**Texte fourni**
Urteilskopf
122 I 57
11. Extrait de l'arrêt de la Ire Cour de droit public du 22 mars 1996 dans la cause Groupement pour la protection de l'environnement, section de Lausanne contre Municipalité de Lausanne, B. et consorts et Tribunal administratif du canton de Vaud (recours de droit public).
Regeste
Änderung der Rechtsprechung, Gebot der rechtsgleichen Behandlung, Treu und Glauben;
Art. 4 BV.
Voraussetzungen für eine Änderung der Rechtsprechung, im besonderen wenn sie sich auf die Eintretensvoraussetzungen einer Beschwerde bezieht (E. 3c).
Der Grundsatz von Treu und Glauben verbietet es, dem Beschwerdeführer Verfahrens- und Parteikosten aufzuerlegen, wenn seine Anträge infolge einer Praxisänderung als unzulässig erklärt wurden (E. 3d).
La municipalité de Lausanne a délivré, en avril 1995, une autorisation de construire une maison d'habitation sur une parcelle appartenant à B., dans la zone à bâtir. En accordant ce permis, l'autorité communale a écarté une opposition formée lors de l'enquête publique par le Groupement pour la Protection de l'Environnement, section de Lausanne (ci-après: le GPE/Lausanne). Cette organisation s'est pourvue devant le Tribunal administratif du canton de Vaud, en demandant l'annulation de la décision municipale. Le 7 septembre 1995, la juridiction cantonale a déclaré le recours irrecevable, au motif que le GPE/Lausanne n'avait pas qualité pour recourir; les frais de justice ainsi que des dépens, à payer à B., ont été mis à la charge de cette organisation. Le GPE/Lausanne a alors formé un recours de droit public, en demandant au Tribunal fédéral d'annuler l'arrêt rendu par le Tribunal administratif. Il a fait valoir en substance que, contre les décisions communales relatives aux permis de construire, la qualité pour recourir lui avait jusqu'ici été reconnue et que le changement de jurisprudence sur ce point ne respectait pas les exigences du droit constitutionnel.
En statuant sur ce recours, le Tribunal fédéral a d'abord considéré qu'il n'était pas arbitraire de qualifier le GPE/Lausanne de parti politique. Or il n'était pas contesté que la disposition cantonale définissant la qualité pour recourir devant le Tribunal administratif (art. 37 de la loi cantonale sur la juridiction et la procédure administratives - LJPA) avait été interprétée de manière constante dans ce sens qu'elle n'accordait pas de droit de recours aux partis politiques dans le domaine de l'aménagement du territoire et des constructions; en revanche, la jurisprudence cantonale a admis la recevabilité des recours formés par des associations de protection de la nature ou des sites. Cela étant, les autorités cantonales de recours avaient, jusqu'à l'arrêt attaqué, assimilé le GPE/Lausanne (ou d'autres sections de cette organisation) à une organisation de protection de la nature, en dépit de ses activités politiques: c'est sur ce point précis qu'un changement de jurisprudence est intervenu. Le Tribunal fédéral s'est prononcé à ce propos et il a partiellement admis le recours de droit public.

**Exercice bref 1**
Restituez tel quel le passage de l'extrait d'arrêt qui commence par « Urteilskopf » et se poursuit jusqu'à « wurden (E. 3d). ».
**Exercice bref 2**
Dans l'extrait d'arrêt, relevez toutes les parties nommées dans la désignation de la cause, de part et d'autre du mot « contre ».
**Exercice bref 3**
D'après l'extrait d'arrêt, à quelle date la juridiction cantonale a-t-elle déclaré irrecevable le recours du GPE/Lausanne ?

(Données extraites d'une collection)
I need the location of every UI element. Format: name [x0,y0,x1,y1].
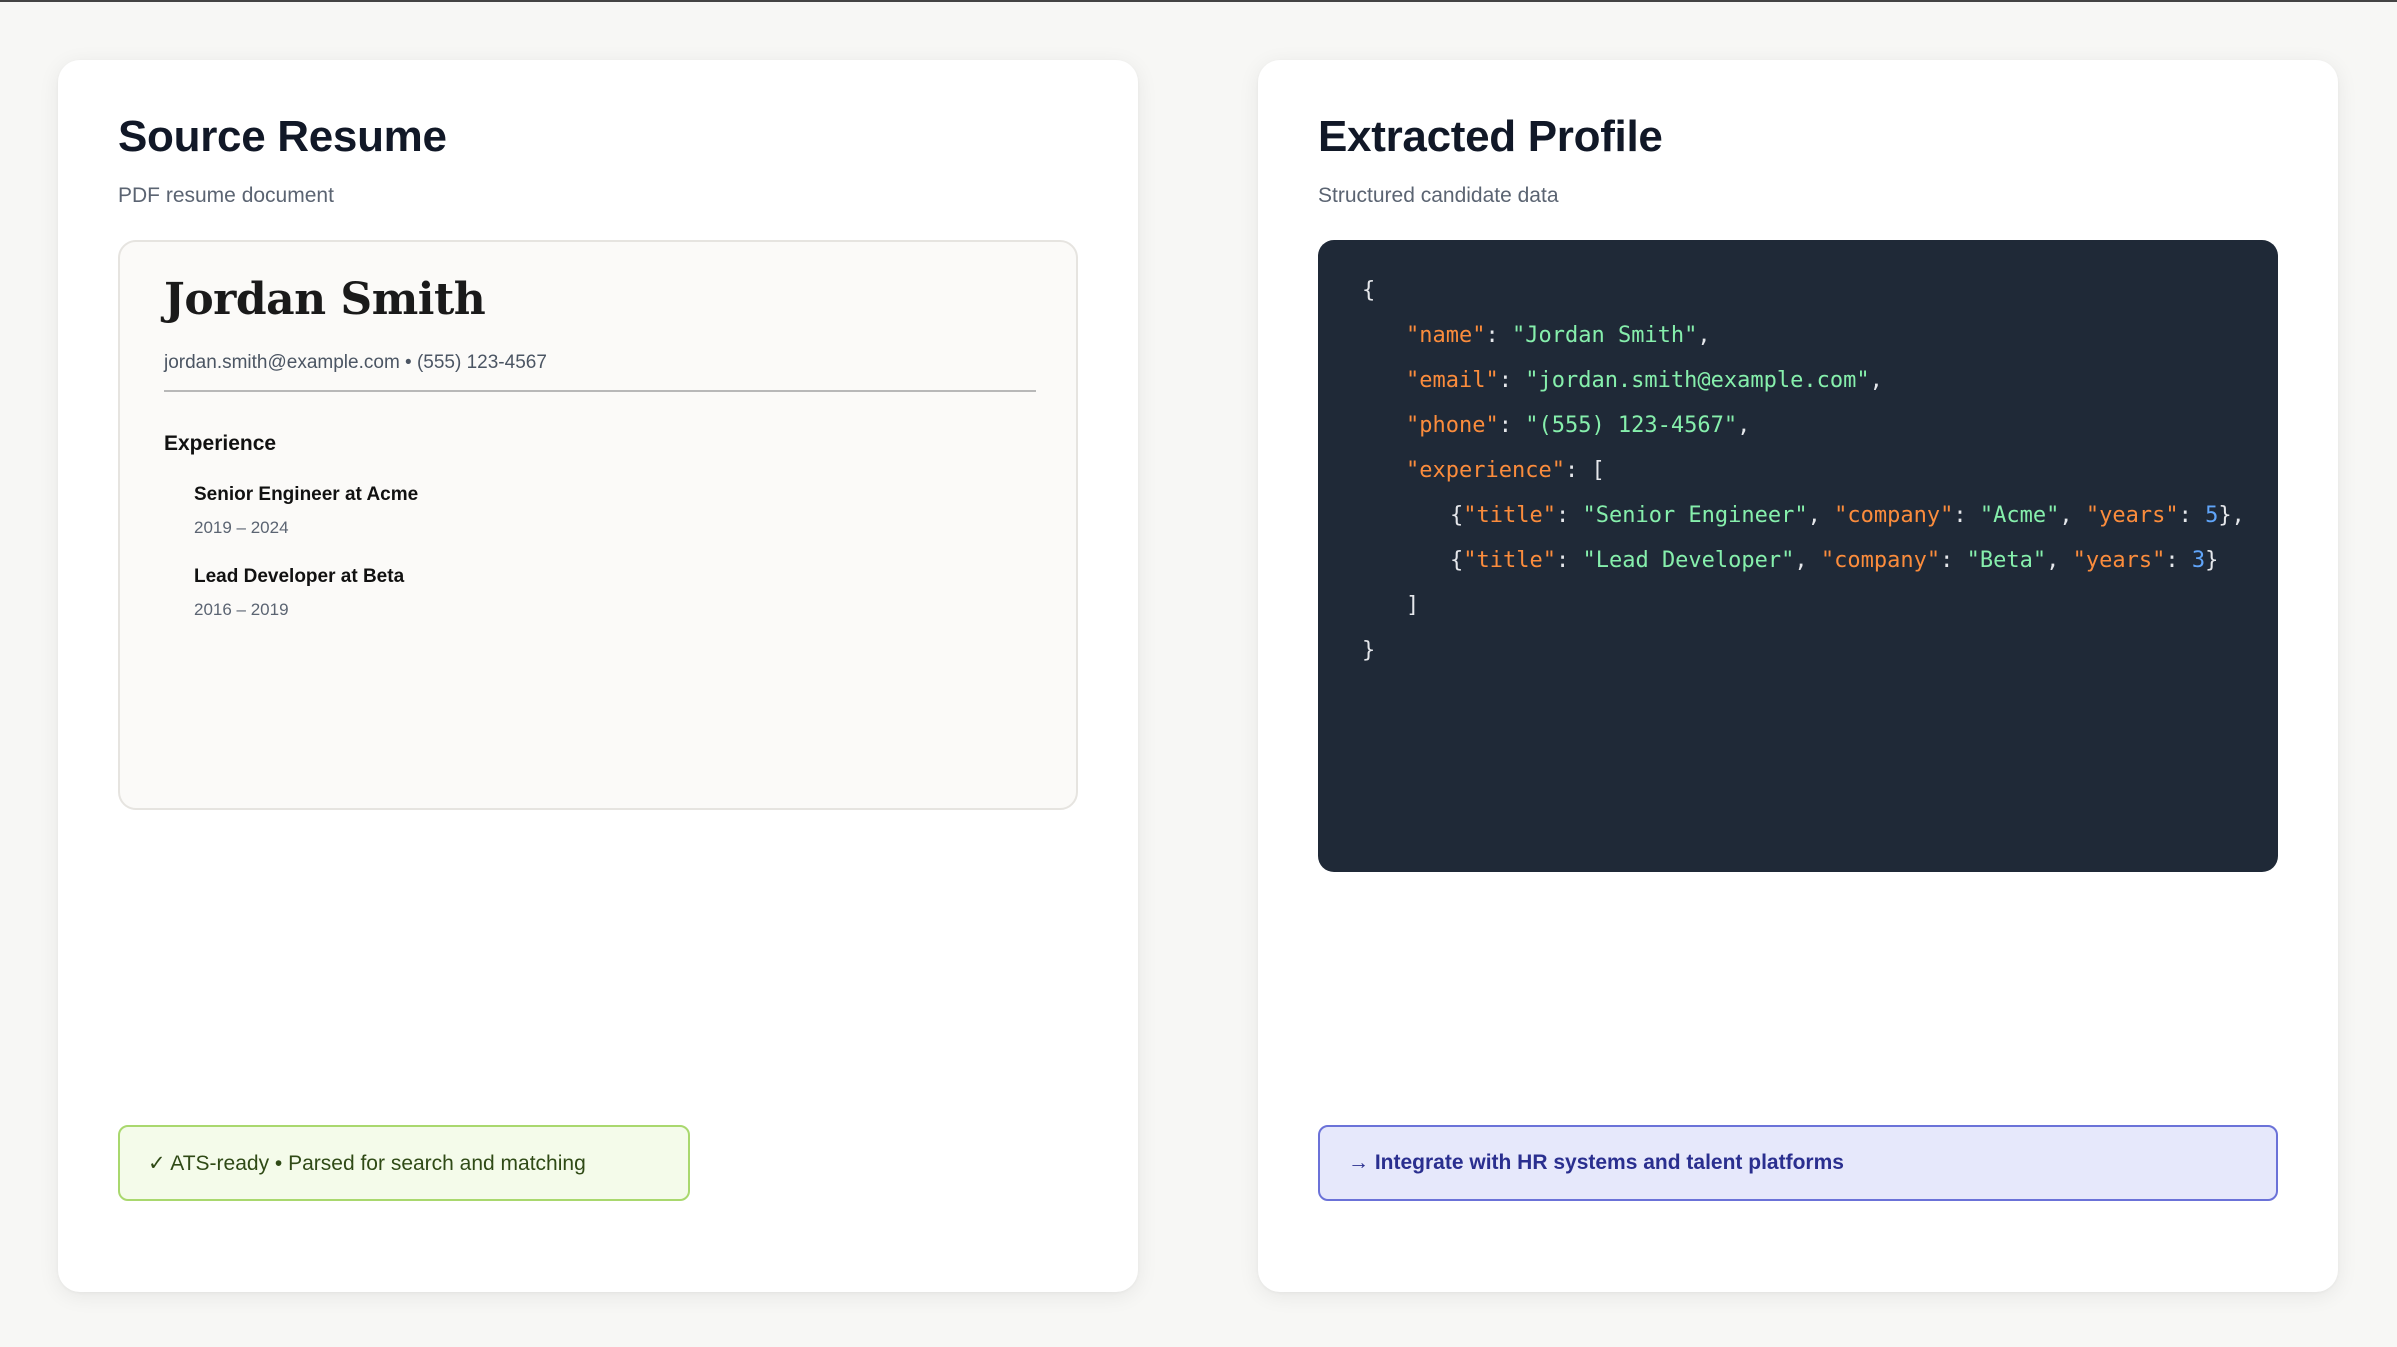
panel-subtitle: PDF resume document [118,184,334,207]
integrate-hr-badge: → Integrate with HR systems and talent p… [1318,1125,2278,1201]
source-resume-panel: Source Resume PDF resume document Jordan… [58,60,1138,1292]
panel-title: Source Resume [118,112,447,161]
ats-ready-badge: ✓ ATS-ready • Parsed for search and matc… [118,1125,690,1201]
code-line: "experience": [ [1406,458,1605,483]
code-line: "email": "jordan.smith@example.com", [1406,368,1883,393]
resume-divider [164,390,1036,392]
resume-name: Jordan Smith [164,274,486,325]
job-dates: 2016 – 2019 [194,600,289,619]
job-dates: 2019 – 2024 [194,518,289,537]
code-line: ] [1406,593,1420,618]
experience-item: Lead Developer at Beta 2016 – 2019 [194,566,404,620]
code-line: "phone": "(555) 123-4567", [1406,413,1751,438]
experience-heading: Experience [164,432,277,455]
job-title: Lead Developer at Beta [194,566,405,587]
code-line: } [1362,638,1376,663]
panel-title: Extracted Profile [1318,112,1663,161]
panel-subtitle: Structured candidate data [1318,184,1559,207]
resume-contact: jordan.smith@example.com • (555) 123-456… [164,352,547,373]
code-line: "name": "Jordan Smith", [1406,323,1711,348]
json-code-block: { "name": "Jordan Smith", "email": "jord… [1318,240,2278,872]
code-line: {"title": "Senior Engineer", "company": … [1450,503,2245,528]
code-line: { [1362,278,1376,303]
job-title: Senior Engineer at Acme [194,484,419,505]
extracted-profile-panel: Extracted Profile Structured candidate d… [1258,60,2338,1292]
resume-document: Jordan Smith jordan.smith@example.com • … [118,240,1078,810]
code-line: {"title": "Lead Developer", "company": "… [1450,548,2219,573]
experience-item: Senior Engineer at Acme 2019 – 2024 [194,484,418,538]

**Réponse attendue 1**
Urteilskopf
122 I 57
11. Extrait de l'arrêt de la Ire Cour de droit public du 22 mars 1996 dans la cause Groupement pour la protection de l'environnement, section de Lausanne contre Municipalité de Lausanne, B. et consorts et Tribunal administratif du canton de Vaud (recours de droit public).
Regeste
Änderung der Rechtsprechung, Gebot der rechtsgleichen Behandlung, Treu und Glauben;
Art. 4 BV.
Voraussetzungen für eine Änderung der Rechtsprechung, im besonderen wenn sie sich auf die Eintretensvoraussetzungen einer Beschwerde bezieht (E. 3c).
Der Grundsatz von Treu und Glauben verbietet es, dem Beschwerdeführer Verfahrens- und Parteikosten aufzuerlegen, wenn seine Anträge infolge einer Praxisänderung als unzulässig erklärt wurden (E. 3d).

**Réponse attendue 2**
- Groupement pour la protection de l'environnement, section de Lausanne
- Municipalité de Lausanne
- B. et consorts
- Tribunal administratif du canton de Vaud

**Réponse attendue 3**
Le 7 septembre 1995.